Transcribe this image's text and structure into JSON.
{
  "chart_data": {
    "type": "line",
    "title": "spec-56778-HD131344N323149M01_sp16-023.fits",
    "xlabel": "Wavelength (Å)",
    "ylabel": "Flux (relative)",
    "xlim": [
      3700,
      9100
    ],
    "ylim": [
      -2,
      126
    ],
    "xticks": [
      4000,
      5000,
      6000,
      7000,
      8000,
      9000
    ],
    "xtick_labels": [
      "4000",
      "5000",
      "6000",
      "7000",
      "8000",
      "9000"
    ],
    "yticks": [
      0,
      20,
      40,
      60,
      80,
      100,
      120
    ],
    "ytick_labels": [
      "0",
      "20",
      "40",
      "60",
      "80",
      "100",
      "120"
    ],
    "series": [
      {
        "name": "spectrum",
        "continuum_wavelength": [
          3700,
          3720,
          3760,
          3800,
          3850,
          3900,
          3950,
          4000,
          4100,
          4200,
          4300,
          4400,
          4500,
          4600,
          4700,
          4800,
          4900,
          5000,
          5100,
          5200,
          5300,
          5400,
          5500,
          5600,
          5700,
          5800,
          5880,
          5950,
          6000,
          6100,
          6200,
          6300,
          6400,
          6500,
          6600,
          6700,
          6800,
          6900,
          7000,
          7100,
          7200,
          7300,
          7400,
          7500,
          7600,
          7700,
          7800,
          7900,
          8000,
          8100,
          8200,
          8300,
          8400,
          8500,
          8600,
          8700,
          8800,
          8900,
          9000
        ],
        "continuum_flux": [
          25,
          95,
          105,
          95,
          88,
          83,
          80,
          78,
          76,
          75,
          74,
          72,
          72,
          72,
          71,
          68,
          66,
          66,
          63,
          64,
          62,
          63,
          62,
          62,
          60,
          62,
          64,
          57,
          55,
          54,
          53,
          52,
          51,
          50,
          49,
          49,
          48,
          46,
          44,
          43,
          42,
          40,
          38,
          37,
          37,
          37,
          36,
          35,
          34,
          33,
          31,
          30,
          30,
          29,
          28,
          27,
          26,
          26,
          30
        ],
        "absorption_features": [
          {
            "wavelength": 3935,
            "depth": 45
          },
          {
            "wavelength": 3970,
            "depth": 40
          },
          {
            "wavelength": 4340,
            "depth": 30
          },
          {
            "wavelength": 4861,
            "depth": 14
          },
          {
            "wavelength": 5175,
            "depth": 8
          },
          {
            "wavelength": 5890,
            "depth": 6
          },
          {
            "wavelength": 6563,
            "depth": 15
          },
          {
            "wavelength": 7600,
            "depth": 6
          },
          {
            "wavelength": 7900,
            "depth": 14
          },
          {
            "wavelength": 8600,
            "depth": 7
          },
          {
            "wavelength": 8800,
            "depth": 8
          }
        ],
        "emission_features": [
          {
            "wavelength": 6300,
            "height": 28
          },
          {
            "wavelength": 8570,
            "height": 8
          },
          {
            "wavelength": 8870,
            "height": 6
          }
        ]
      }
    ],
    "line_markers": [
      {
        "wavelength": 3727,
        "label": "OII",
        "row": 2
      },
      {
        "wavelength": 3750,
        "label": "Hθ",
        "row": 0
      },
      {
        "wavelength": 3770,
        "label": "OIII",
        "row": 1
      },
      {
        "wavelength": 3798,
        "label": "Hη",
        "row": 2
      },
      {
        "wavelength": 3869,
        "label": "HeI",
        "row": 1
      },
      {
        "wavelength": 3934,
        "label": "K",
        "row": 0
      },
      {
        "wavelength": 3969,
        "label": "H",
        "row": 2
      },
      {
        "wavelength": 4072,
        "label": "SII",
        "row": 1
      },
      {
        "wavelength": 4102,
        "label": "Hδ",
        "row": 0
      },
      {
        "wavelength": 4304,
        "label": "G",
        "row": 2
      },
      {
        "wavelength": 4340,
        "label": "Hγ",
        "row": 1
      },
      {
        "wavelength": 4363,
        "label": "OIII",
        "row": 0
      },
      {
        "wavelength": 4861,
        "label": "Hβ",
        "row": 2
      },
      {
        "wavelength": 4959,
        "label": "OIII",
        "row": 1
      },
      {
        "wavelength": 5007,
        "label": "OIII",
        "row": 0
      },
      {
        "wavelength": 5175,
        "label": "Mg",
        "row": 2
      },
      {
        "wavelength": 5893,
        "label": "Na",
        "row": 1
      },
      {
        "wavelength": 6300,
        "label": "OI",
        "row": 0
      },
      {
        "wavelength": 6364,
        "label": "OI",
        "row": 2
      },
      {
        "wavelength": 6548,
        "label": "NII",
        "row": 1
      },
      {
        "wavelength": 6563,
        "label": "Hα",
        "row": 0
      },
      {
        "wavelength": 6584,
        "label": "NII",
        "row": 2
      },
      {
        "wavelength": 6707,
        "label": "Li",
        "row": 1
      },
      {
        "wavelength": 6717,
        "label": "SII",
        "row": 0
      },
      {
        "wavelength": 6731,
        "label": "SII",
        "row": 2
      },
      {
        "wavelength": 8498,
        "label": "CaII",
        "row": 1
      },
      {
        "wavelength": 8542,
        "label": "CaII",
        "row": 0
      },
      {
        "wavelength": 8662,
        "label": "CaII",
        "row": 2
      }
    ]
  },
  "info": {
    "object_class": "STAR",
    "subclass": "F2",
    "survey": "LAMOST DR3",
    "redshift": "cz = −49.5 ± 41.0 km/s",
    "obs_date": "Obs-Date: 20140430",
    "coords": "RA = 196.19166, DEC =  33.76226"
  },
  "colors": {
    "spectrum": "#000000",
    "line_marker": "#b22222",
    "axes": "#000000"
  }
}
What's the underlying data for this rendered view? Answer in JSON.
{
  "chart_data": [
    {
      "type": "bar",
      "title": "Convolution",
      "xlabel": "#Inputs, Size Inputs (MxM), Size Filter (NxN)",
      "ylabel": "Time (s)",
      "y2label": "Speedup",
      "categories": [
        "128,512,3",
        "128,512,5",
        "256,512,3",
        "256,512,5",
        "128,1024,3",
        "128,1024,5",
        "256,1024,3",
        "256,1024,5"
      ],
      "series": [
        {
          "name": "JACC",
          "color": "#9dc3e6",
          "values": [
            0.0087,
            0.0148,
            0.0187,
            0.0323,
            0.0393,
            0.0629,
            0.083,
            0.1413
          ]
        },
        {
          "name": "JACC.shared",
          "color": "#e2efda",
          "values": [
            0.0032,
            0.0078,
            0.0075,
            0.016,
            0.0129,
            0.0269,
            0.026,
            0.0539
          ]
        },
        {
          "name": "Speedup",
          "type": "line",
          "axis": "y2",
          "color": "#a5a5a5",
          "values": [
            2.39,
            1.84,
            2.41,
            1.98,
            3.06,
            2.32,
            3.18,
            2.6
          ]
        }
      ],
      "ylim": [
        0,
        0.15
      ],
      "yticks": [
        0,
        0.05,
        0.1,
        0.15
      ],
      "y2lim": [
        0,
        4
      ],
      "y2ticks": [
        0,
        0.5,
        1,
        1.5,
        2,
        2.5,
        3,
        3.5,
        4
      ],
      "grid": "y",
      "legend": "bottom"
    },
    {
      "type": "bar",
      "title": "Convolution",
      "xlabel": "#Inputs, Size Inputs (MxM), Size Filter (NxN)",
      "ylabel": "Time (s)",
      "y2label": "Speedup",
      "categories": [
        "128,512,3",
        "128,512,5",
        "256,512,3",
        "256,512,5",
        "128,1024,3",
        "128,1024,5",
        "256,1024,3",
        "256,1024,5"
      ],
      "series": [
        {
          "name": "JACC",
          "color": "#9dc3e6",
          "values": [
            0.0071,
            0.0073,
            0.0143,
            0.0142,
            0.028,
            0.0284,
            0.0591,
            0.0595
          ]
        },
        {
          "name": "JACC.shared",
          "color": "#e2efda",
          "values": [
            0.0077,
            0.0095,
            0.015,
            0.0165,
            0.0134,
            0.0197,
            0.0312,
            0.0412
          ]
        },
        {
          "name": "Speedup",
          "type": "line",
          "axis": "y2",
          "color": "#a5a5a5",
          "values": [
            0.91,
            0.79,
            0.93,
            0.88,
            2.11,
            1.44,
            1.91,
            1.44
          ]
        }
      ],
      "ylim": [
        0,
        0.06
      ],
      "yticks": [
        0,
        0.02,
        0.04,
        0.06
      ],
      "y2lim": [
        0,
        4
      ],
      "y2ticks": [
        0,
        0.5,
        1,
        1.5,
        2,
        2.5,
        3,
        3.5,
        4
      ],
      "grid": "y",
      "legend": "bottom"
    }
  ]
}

--*--

# [The request]
Above are some records. Report the number of their lines that include "this", and add nothing else.

# [Exercise response]
2